■ Exercise goal
How many of the lines contain the string "СРЕДНИЙ"? Give the number, with no other words.

+++++

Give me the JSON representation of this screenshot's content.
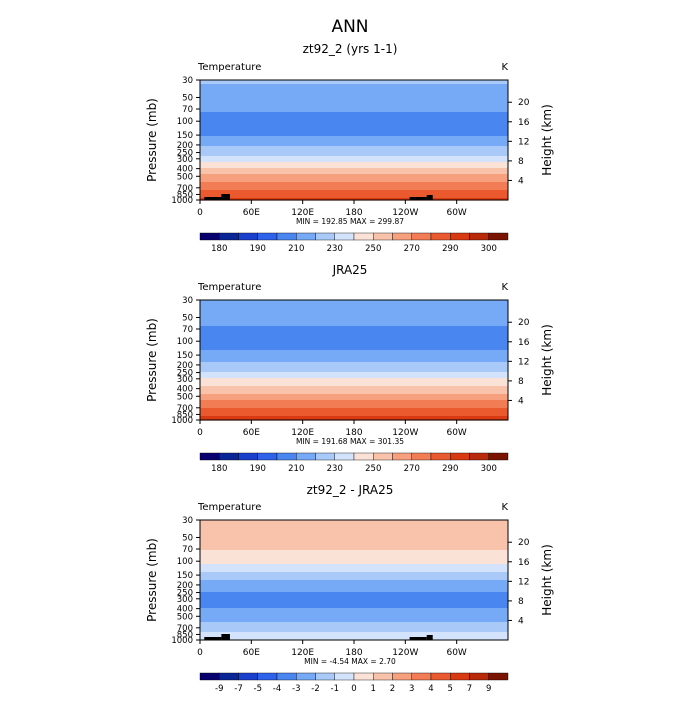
{
  "page_title": "ANN",
  "colors": {
    "abs": [
      "#08006e",
      "#0a2696",
      "#1a3fcc",
      "#2e62ea",
      "#4a86f0",
      "#77aaf6",
      "#a9caf9",
      "#d3e3fb",
      "#fbe2d6",
      "#f9c3ab",
      "#f6a07e",
      "#f27c54",
      "#ea5a2e",
      "#d93a12",
      "#b82a0a",
      "#7a1400"
    ],
    "diff": [
      "#08006e",
      "#0a2696",
      "#1a3fcc",
      "#2e62ea",
      "#4a86f0",
      "#77aaf6",
      "#a9caf9",
      "#d3e3fb",
      "#fbe2d6",
      "#f9c3ab",
      "#f6a07e",
      "#f27c54",
      "#ea5a2e",
      "#d93a12",
      "#b82a0a",
      "#7a1400"
    ]
  },
  "chart_data": [
    {
      "type": "heatmap",
      "title": "zt92_2 (yrs 1-1)",
      "variable_label": "Temperature",
      "units": "K",
      "ylabel": "Pressure (mb)",
      "ylabel_right": "Height (km)",
      "x_ticks": [
        "0",
        "60E",
        "120E",
        "180",
        "120W",
        "60W"
      ],
      "x_tick_lon": [
        0,
        60,
        120,
        180,
        240,
        300
      ],
      "xlim": [
        0,
        360
      ],
      "y_ticks": [
        "30",
        "50",
        "70",
        "100",
        "150",
        "200",
        "250",
        "300",
        "400",
        "500",
        "700",
        "850",
        "1000"
      ],
      "y_tick_values": [
        30,
        50,
        70,
        100,
        150,
        200,
        250,
        300,
        400,
        500,
        700,
        850,
        1000
      ],
      "ylim": [
        30,
        1000
      ],
      "y_scale": "log",
      "height_ticks": [
        "20",
        "16",
        "12",
        "8",
        "4"
      ],
      "height_values": [
        20,
        16,
        12,
        8,
        4
      ],
      "stats": "MIN = 192.85   MAX = 299.87",
      "min": 192.85,
      "max": 299.87,
      "colorbar_labels": [
        "180",
        "190",
        "210",
        "230",
        "250",
        "270",
        "290",
        "300"
      ],
      "levels": [
        175,
        180,
        185,
        190,
        200,
        210,
        220,
        230,
        240,
        250,
        260,
        270,
        280,
        290,
        295,
        300,
        305
      ],
      "profile": {
        "pressure": [
          30,
          50,
          70,
          100,
          150,
          200,
          250,
          300,
          400,
          500,
          700,
          850,
          1000
        ],
        "values": [
          222,
          215,
          211,
          206,
          210,
          219,
          226,
          235,
          250,
          263,
          278,
          286,
          292
        ]
      },
      "topography": true
    },
    {
      "type": "heatmap",
      "title": "JRA25",
      "variable_label": "Temperature",
      "units": "K",
      "ylabel": "Pressure (mb)",
      "ylabel_right": "Height (km)",
      "x_ticks": [
        "0",
        "60E",
        "120E",
        "180",
        "120W",
        "60W"
      ],
      "x_tick_lon": [
        0,
        60,
        120,
        180,
        240,
        300
      ],
      "xlim": [
        0,
        360
      ],
      "y_ticks": [
        "30",
        "50",
        "70",
        "100",
        "150",
        "200",
        "250",
        "300",
        "400",
        "500",
        "700",
        "850",
        "1000"
      ],
      "y_tick_values": [
        30,
        50,
        70,
        100,
        150,
        200,
        250,
        300,
        400,
        500,
        700,
        850,
        1000
      ],
      "ylim": [
        30,
        1000
      ],
      "y_scale": "log",
      "height_ticks": [
        "20",
        "16",
        "12",
        "8",
        "4"
      ],
      "height_values": [
        20,
        16,
        12,
        8,
        4
      ],
      "stats": "MIN = 191.68   MAX = 301.35",
      "min": 191.68,
      "max": 301.35,
      "colorbar_labels": [
        "180",
        "190",
        "210",
        "230",
        "250",
        "270",
        "290",
        "300"
      ],
      "levels": [
        175,
        180,
        185,
        190,
        200,
        210,
        220,
        230,
        240,
        250,
        260,
        270,
        280,
        290,
        295,
        300,
        305
      ],
      "profile": {
        "pressure": [
          30,
          50,
          70,
          100,
          150,
          200,
          250,
          300,
          400,
          500,
          700,
          850,
          1000
        ],
        "values": [
          220,
          213,
          209,
          207,
          212,
          222,
          232,
          240,
          253,
          265,
          279,
          288,
          294
        ]
      },
      "topography": false
    },
    {
      "type": "heatmap",
      "title": "zt92_2 - JRA25",
      "variable_label": "Temperature",
      "units": "K",
      "ylabel": "Pressure (mb)",
      "ylabel_right": "Height (km)",
      "x_ticks": [
        "0",
        "60E",
        "120E",
        "180",
        "120W",
        "60W"
      ],
      "x_tick_lon": [
        0,
        60,
        120,
        180,
        240,
        300
      ],
      "xlim": [
        0,
        360
      ],
      "y_ticks": [
        "30",
        "50",
        "70",
        "100",
        "150",
        "200",
        "250",
        "300",
        "400",
        "500",
        "700",
        "850",
        "1000"
      ],
      "y_tick_values": [
        30,
        50,
        70,
        100,
        150,
        200,
        250,
        300,
        400,
        500,
        700,
        850,
        1000
      ],
      "ylim": [
        30,
        1000
      ],
      "y_scale": "log",
      "height_ticks": [
        "20",
        "16",
        "12",
        "8",
        "4"
      ],
      "height_values": [
        20,
        16,
        12,
        8,
        4
      ],
      "stats": "MIN =   -4.54   MAX =    2.70",
      "min": -4.54,
      "max": 2.7,
      "colorbar_labels": [
        "-9",
        "-7",
        "-5",
        "-4",
        "-3",
        "-2",
        "-1",
        "0",
        "1",
        "2",
        "3",
        "4",
        "5",
        "7",
        "9"
      ],
      "levels": [
        -11,
        -9,
        -7,
        -5,
        -4,
        -3,
        -2,
        -1,
        0,
        1,
        2,
        3,
        4,
        5,
        7,
        9,
        11
      ],
      "profile": {
        "pressure": [
          30,
          50,
          70,
          100,
          150,
          200,
          250,
          300,
          400,
          500,
          700,
          850,
          1000
        ],
        "values": [
          1.6,
          1.3,
          1.1,
          0.4,
          -1.5,
          -2.4,
          -3.0,
          -3.4,
          -3.0,
          -2.4,
          -1.5,
          -0.6,
          -0.3
        ]
      },
      "topography": true
    }
  ]
}
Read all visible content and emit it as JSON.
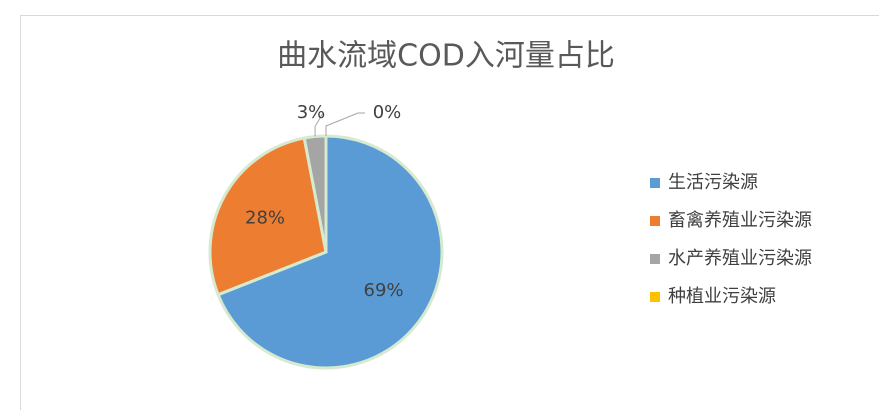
{
  "chart_data": {
    "type": "pie",
    "title": "曲水流域COD入河量占比",
    "categories": [
      "生活污染源",
      "畜禽养殖业污染源",
      "水产养殖业污染源",
      "种植业污染源"
    ],
    "values": [
      69,
      28,
      3,
      0
    ],
    "value_labels": [
      "69%",
      "28%",
      "3%",
      "0%"
    ],
    "colors": [
      "#5b9bd5",
      "#ed7d31",
      "#a5a5a5",
      "#ffc000"
    ],
    "legend": "right"
  }
}
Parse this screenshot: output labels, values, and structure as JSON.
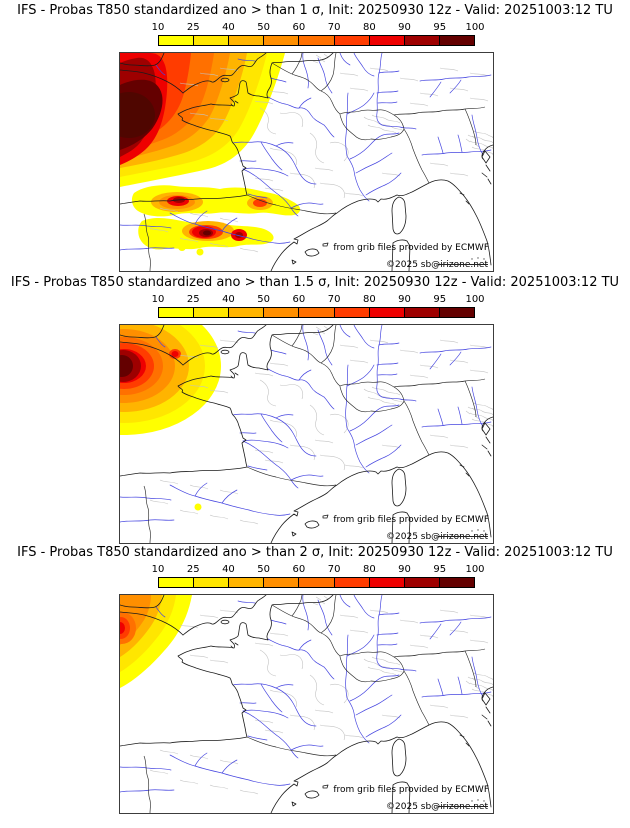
{
  "page_background": "#ffffff",
  "colorbar": {
    "ticks": [
      "10",
      "25",
      "40",
      "50",
      "60",
      "70",
      "80",
      "90",
      "95",
      "100"
    ],
    "colors": [
      "#ffff00",
      "#ffe600",
      "#ffb400",
      "#ff8f00",
      "#ff7000",
      "#ff3c00",
      "#ee0000",
      "#9e0000",
      "#640000"
    ],
    "core_color": "#4f0600",
    "units": "%"
  },
  "panels": [
    {
      "title": "IFS - Probas T850  standardized ano > than 1 σ, Init: 20250930 12z - Valid: 20251003:12 TU",
      "threshold_sigma": "1",
      "attribution_line1": "from grib files provided by ECMWF",
      "attribution_line2": "©2025 sb@irizone.net"
    },
    {
      "title": "IFS - Probas T850  standardized ano > than 1.5 σ, Init: 20250930 12z - Valid: 20251003:12 TU",
      "threshold_sigma": "1.5",
      "attribution_line1": "from grib files provided by ECMWF",
      "attribution_line2": "©2025 sb@irizone.net"
    },
    {
      "title": "IFS - Probas T850  standardized ano > than 2 σ, Init: 20250930 12z - Valid: 20251003:12 TU",
      "threshold_sigma": "2",
      "attribution_line1": "from grib files provided by ECMWF",
      "attribution_line2": "©2025 sb@irizone.net"
    }
  ],
  "map_data": {
    "type": "probability-map",
    "model": "IFS",
    "variable": "T850 standardized anomaly exceedance probability",
    "init": "20250930 12z",
    "valid": "20251003:12 TU",
    "region": "Western Europe (British Isles, France, Iberia, Alps, northern Italy)",
    "colorbar_range": [
      10,
      100
    ],
    "panel_maxima": [
      "Very large >95% maximum over the Atlantic west of Brittany spreading across southern England and western France; wavy 10-95% bands with embedded dark-red cores across northern Spain",
      "Compact >95% maximum over the Atlantic southwest of Cornwall, yellow edge reaching Cornwall; tiny 10-25% spot in northeastern Spain",
      "Small maximum up to ~80-90% hugging the northwest map edge over the Atlantic"
    ]
  }
}
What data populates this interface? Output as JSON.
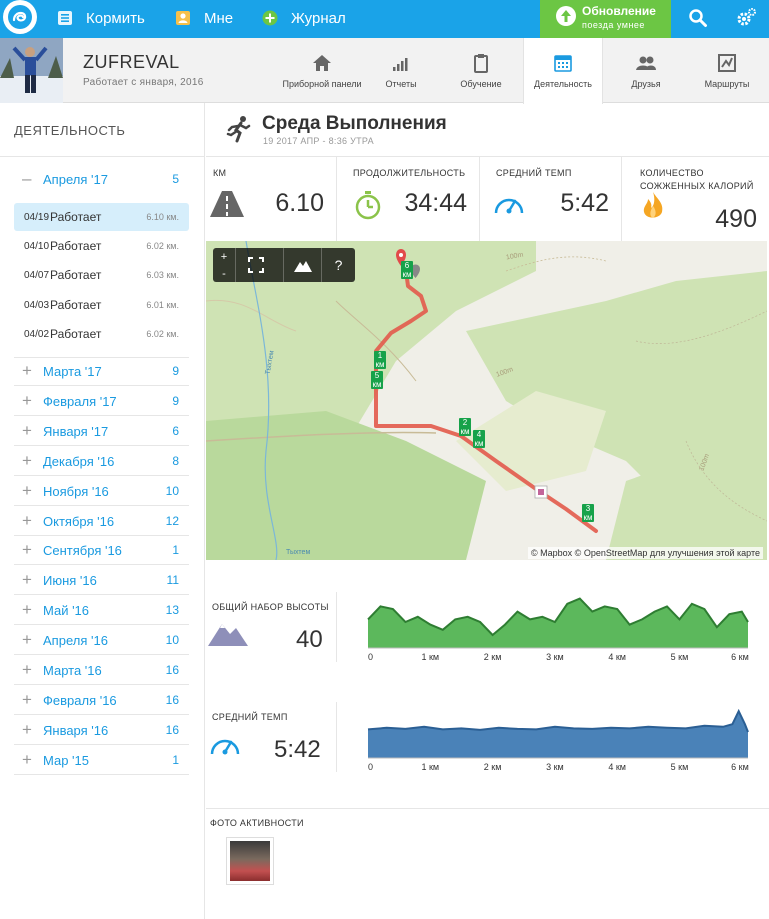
{
  "topbar": {
    "nav": [
      {
        "label": "Кормить",
        "icon": "feed-icon"
      },
      {
        "label": "Мне",
        "icon": "person-icon"
      },
      {
        "label": "Журнал",
        "icon": "plus-circle-icon"
      }
    ],
    "update": {
      "title": "Обновление",
      "subtitle": "поезда умнее"
    },
    "accent": "#1aa3e8",
    "update_color": "#6cc644"
  },
  "profile": {
    "username": "ZUFREVAL",
    "since": "Работает с января, 2016",
    "tabs": [
      {
        "label": "Приборной панели",
        "icon": "home-icon"
      },
      {
        "label": "Отчеты",
        "icon": "bars-icon"
      },
      {
        "label": "Обучение",
        "icon": "clipboard-icon"
      },
      {
        "label": "Деятельность",
        "icon": "calendar-icon",
        "active": true
      },
      {
        "label": "Друзья",
        "icon": "friends-icon"
      },
      {
        "label": "Маршруты",
        "icon": "route-icon"
      }
    ]
  },
  "sidebar": {
    "title": "ДЕЯТЕЛЬНОСТЬ",
    "expanded": {
      "sign": "–",
      "label": "Апреля '17",
      "count": "5"
    },
    "runs": [
      {
        "date": "04/19",
        "name": "Работает",
        "dist": "6.10 км."
      },
      {
        "date": "04/10",
        "name": "Работает",
        "dist": "6.02 км."
      },
      {
        "date": "04/07",
        "name": "Работает",
        "dist": "6.03 км."
      },
      {
        "date": "04/03",
        "name": "Работает",
        "dist": "6.01 км."
      },
      {
        "date": "04/02",
        "name": "Работает",
        "dist": "6.02 км."
      }
    ],
    "months": [
      {
        "sign": "+",
        "label": "Марта '17",
        "count": "9"
      },
      {
        "sign": "+",
        "label": "Февраля '17",
        "count": "9"
      },
      {
        "sign": "+",
        "label": "Января '17",
        "count": "6"
      },
      {
        "sign": "+",
        "label": "Декабря '16",
        "count": "8"
      },
      {
        "sign": "+",
        "label": "Ноября '16",
        "count": "10"
      },
      {
        "sign": "+",
        "label": "Октября '16",
        "count": "12"
      },
      {
        "sign": "+",
        "label": "Сентября '16",
        "count": "1"
      },
      {
        "sign": "+",
        "label": "Июня '16",
        "count": "11"
      },
      {
        "sign": "+",
        "label": "Май '16",
        "count": "13"
      },
      {
        "sign": "+",
        "label": "Апреля '16",
        "count": "10"
      },
      {
        "sign": "+",
        "label": "Марта '16",
        "count": "16"
      },
      {
        "sign": "+",
        "label": "Февраля '16",
        "count": "16"
      },
      {
        "sign": "+",
        "label": "Января '16",
        "count": "16"
      },
      {
        "sign": "+",
        "label": "Мар '15",
        "count": "1"
      }
    ]
  },
  "activity": {
    "title": "Среда Выполнения",
    "date": "19 2017 АПР - 8:36 УТРА",
    "stats": [
      {
        "label": "КМ",
        "value": "6.10",
        "icon": "road-icon"
      },
      {
        "label": "ПРОДОЛЖИТЕЛЬНОСТЬ",
        "value": "34:44",
        "icon": "stopwatch-icon"
      },
      {
        "label": "СРЕДНИЙ ТЕМП",
        "value": "5:42",
        "icon": "speedometer-icon"
      },
      {
        "label": "КОЛИЧЕСТВО СОЖЖЕННЫХ КАЛОРИЙ",
        "value": "490",
        "icon": "flame-icon"
      }
    ]
  },
  "map": {
    "attribution": "© Mapbox © OpenStreetMap для улучшения этой карте",
    "zoom_in": "+",
    "zoom_out": "-",
    "help": "?",
    "labels": [
      "Тыхтем",
      "Тыхтем"
    ],
    "markers": [
      "1 км",
      "2 км",
      "3 км",
      "4 км",
      "5 км",
      "6 км"
    ],
    "contour_labels": [
      "100m",
      "100m",
      "100m"
    ]
  },
  "elevation": {
    "label": "ОБЩИЙ НАБОР ВЫСОТЫ",
    "value": "40",
    "color": "#4caf50"
  },
  "pace_chart": {
    "label": "СРЕДНИЙ ТЕМП",
    "value": "5:42",
    "color": "#4a82b8"
  },
  "chart_data": [
    {
      "type": "area",
      "x_ticks": [
        "0",
        "1 км",
        "2 км",
        "3 км",
        "4 км",
        "5 км",
        "6 км"
      ],
      "x": [
        0,
        0.2,
        0.4,
        0.6,
        0.8,
        1.0,
        1.2,
        1.4,
        1.6,
        1.8,
        2.0,
        2.2,
        2.4,
        2.6,
        2.8,
        3.0,
        3.2,
        3.4,
        3.6,
        3.8,
        4.0,
        4.2,
        4.4,
        4.6,
        4.8,
        5.0,
        5.2,
        5.4,
        5.6,
        5.8,
        6.0,
        6.1
      ],
      "values": [
        0.55,
        0.8,
        0.75,
        0.5,
        0.6,
        0.45,
        0.35,
        0.55,
        0.6,
        0.5,
        0.25,
        0.45,
        0.7,
        0.55,
        0.6,
        0.5,
        0.85,
        0.95,
        0.7,
        0.8,
        0.75,
        0.45,
        0.55,
        0.7,
        0.8,
        0.55,
        0.85,
        0.75,
        0.4,
        0.65,
        0.7,
        0.5
      ]
    },
    {
      "type": "area",
      "x_ticks": [
        "0",
        "1 км",
        "2 км",
        "3 км",
        "4 км",
        "5 км",
        "6 км"
      ],
      "x": [
        0,
        0.3,
        0.6,
        0.9,
        1.2,
        1.5,
        1.8,
        2.1,
        2.4,
        2.7,
        3.0,
        3.3,
        3.6,
        3.9,
        4.2,
        4.5,
        4.8,
        5.1,
        5.4,
        5.7,
        5.85,
        5.95,
        6.05,
        6.1
      ],
      "values": [
        0.55,
        0.58,
        0.56,
        0.6,
        0.55,
        0.57,
        0.54,
        0.58,
        0.56,
        0.55,
        0.6,
        0.57,
        0.56,
        0.58,
        0.57,
        0.6,
        0.58,
        0.57,
        0.62,
        0.6,
        0.65,
        0.9,
        0.65,
        0.5
      ]
    }
  ]
}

+++++

■ Reply to the task
2